Material provided:
----

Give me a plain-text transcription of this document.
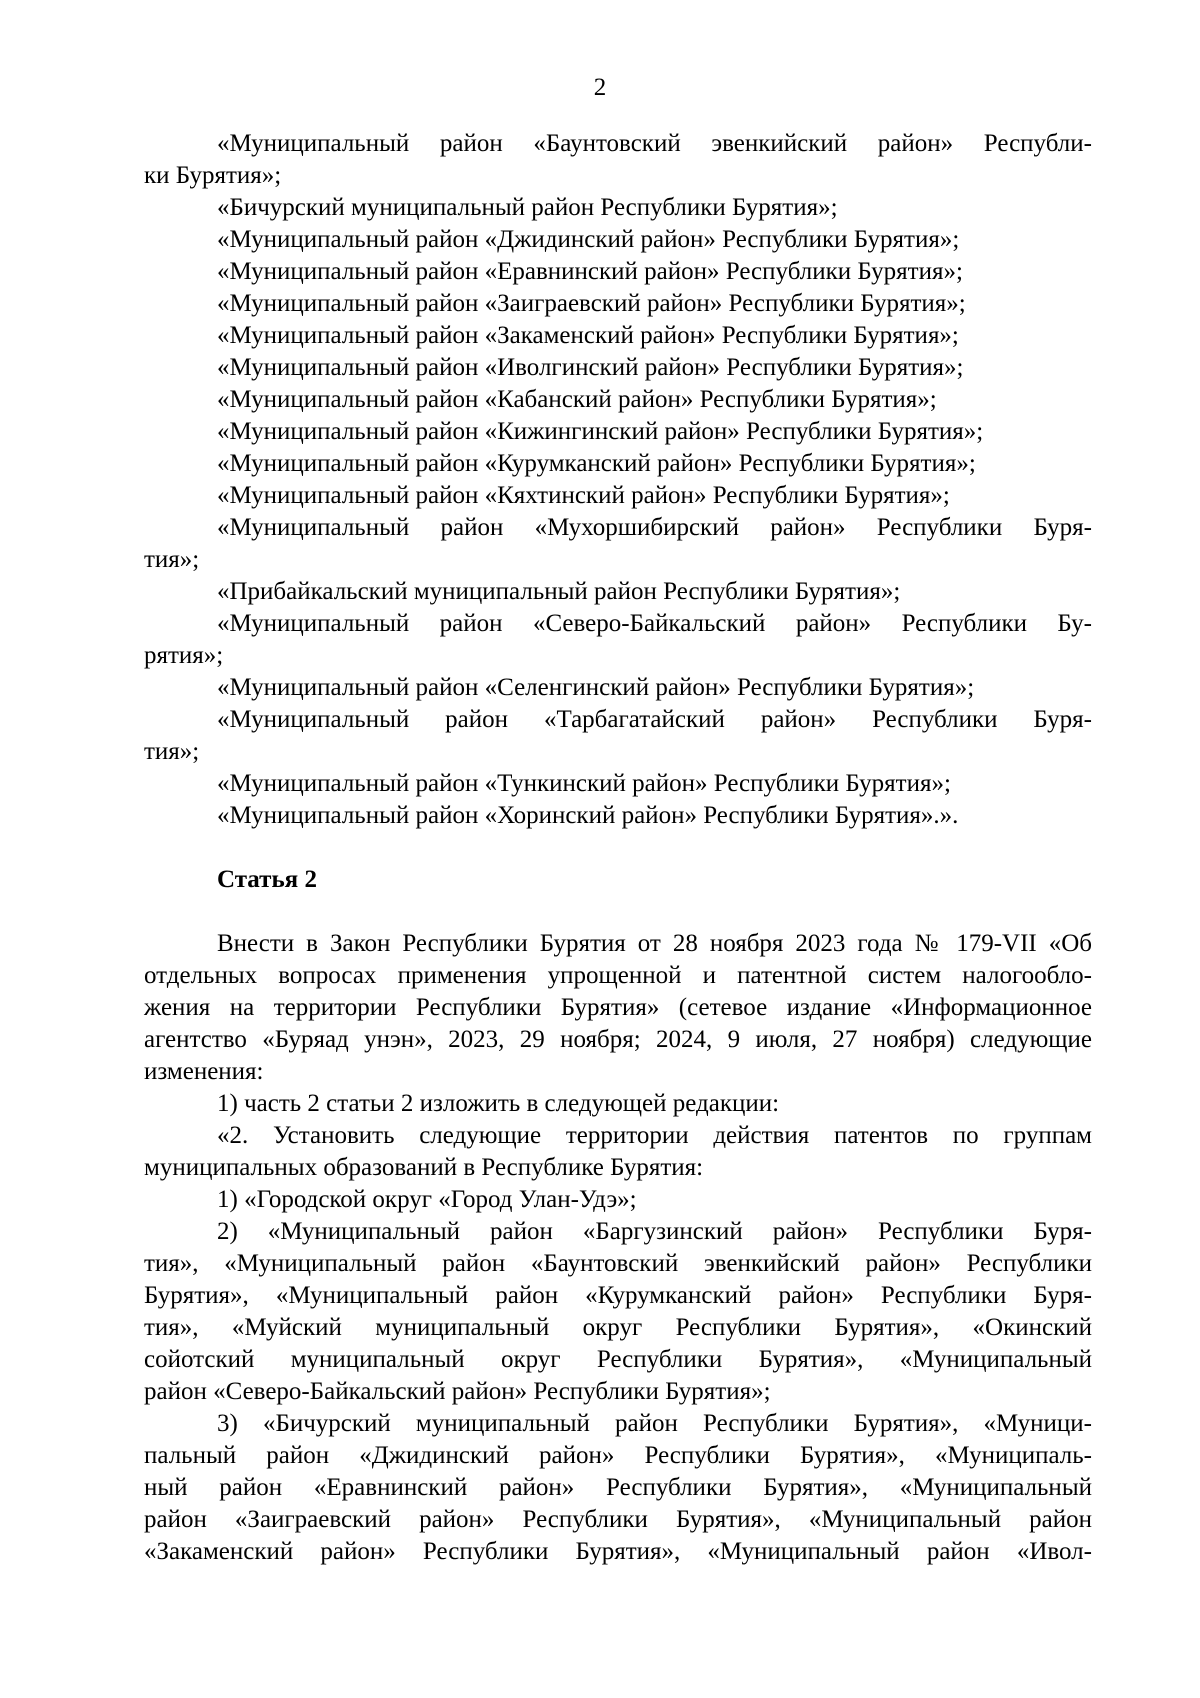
2
«Муниципальный район «Баунтовский эвенкийский район» Республи-
ки Бурятия»;
«Бичурский муниципальный район Республики Бурятия»;
«Муниципальный район «Джидинский район» Республики Бурятия»;
«Муниципальный район «Еравнинский район» Республики Бурятия»;
«Муниципальный район «Заиграевский район» Республики Бурятия»;
«Муниципальный район «Закаменский район» Республики Бурятия»;
«Муниципальный район «Иволгинский район» Республики Бурятия»;
«Муниципальный район «Кабанский район» Республики Бурятия»;
«Муниципальный район «Кижингинский район» Республики Бурятия»;
«Муниципальный район «Курумканский район» Республики Бурятия»;
«Муниципальный район «Кяхтинский район» Республики Бурятия»;
«Муниципальный район «Мухоршибирский район» Республики Буря-
тия»;
«Прибайкальский муниципальный район Республики Бурятия»;
«Муниципальный район «Северо-Байкальский район» Республики Бу-
рятия»;
«Муниципальный район «Селенгинский район» Республики Бурятия»;
«Муниципальный район «Тарбагатайский район» Республики Буря-
тия»;
«Муниципальный район «Тункинский район» Республики Бурятия»;
«Муниципальный район «Хоринский район» Республики Бурятия».».
Статья 2
Внести в Закон Республики Бурятия от 28 ноября 2023 года № 179-VII «Об
отдельных вопросах применения упрощенной и патентной систем налогообло-
жения на территории Республики Бурятия» (сетевое издание «Информационное
агентство «Буряад унэн», 2023, 29 ноября; 2024, 9 июля, 27 ноября) следующие
изменения:
1) часть 2 статьи 2 изложить в следующей редакции:
«2. Установить следующие территории действия патентов по группам
муниципальных образований в Республике Бурятия:
1) «Городской округ «Город Улан-Удэ»;
2) «Муниципальный район «Баргузинский район» Республики Буря-
тия», «Муниципальный район «Баунтовский эвенкийский район» Республики
Бурятия», «Муниципальный район «Курумканский район» Республики Буря-
тия», «Муйский муниципальный округ Республики Бурятия», «Окинский
сойотский муниципальный округ Республики Бурятия», «Муниципальный
район «Северо-Байкальский район» Республики Бурятия»;
3) «Бичурский муниципальный район Республики Бурятия», «Муници-
пальный район «Джидинский район» Республики Бурятия», «Муниципаль-
ный район «Еравнинский район» Республики Бурятия», «Муниципальный
район «Заиграевский район» Республики Бурятия», «Муниципальный район
«Закаменский район» Республики Бурятия», «Муниципальный район «Ивол-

----

Leave out the pictures and copy every record above exactly.

Give me a plain-text transcription of this document.
2
«Муниципальный район «Баунтовский эвенкийский район» Республи-
ки Бурятия»;
«Бичурский муниципальный район Республики Бурятия»;
«Муниципальный район «Джидинский район» Республики Бурятия»;
«Муниципальный район «Еравнинский район» Республики Бурятия»;
«Муниципальный район «Заиграевский район» Республики Бурятия»;
«Муниципальный район «Закаменский район» Республики Бурятия»;
«Муниципальный район «Иволгинский район» Республики Бурятия»;
«Муниципальный район «Кабанский район» Республики Бурятия»;
«Муниципальный район «Кижингинский район» Республики Бурятия»;
«Муниципальный район «Курумканский район» Республики Бурятия»;
«Муниципальный район «Кяхтинский район» Республики Бурятия»;
«Муниципальный район «Мухоршибирский район» Республики Буря-
тия»;
«Прибайкальский муниципальный район Республики Бурятия»;
«Муниципальный район «Северо-Байкальский район» Республики Бу-
рятия»;
«Муниципальный район «Селенгинский район» Республики Бурятия»;
«Муниципальный район «Тарбагатайский район» Республики Буря-
тия»;
«Муниципальный район «Тункинский район» Республики Бурятия»;
«Муниципальный район «Хоринский район» Республики Бурятия».».
Статья 2
Внести в Закон Республики Бурятия от 28 ноября 2023 года № 179-VII «Об
отдельных вопросах применения упрощенной и патентной систем налогообло-
жения на территории Республики Бурятия» (сетевое издание «Информационное
агентство «Буряад унэн», 2023, 29 ноября; 2024, 9 июля, 27 ноября) следующие
изменения:
1) часть 2 статьи 2 изложить в следующей редакции:
«2. Установить следующие территории действия патентов по группам
муниципальных образований в Республике Бурятия:
1) «Городской округ «Город Улан-Удэ»;
2) «Муниципальный район «Баргузинский район» Республики Буря-
тия», «Муниципальный район «Баунтовский эвенкийский район» Республики
Бурятия», «Муниципальный район «Курумканский район» Республики Буря-
тия», «Муйский муниципальный округ Республики Бурятия», «Окинский
сойотский муниципальный округ Республики Бурятия», «Муниципальный
район «Северо-Байкальский район» Республики Бурятия»;
3) «Бичурский муниципальный район Республики Бурятия», «Муници-
пальный район «Джидинский район» Республики Бурятия», «Муниципаль-
ный район «Еравнинский район» Республики Бурятия», «Муниципальный
район «Заиграевский район» Республики Бурятия», «Муниципальный район
«Закаменский район» Республики Бурятия», «Муниципальный район «Ивол-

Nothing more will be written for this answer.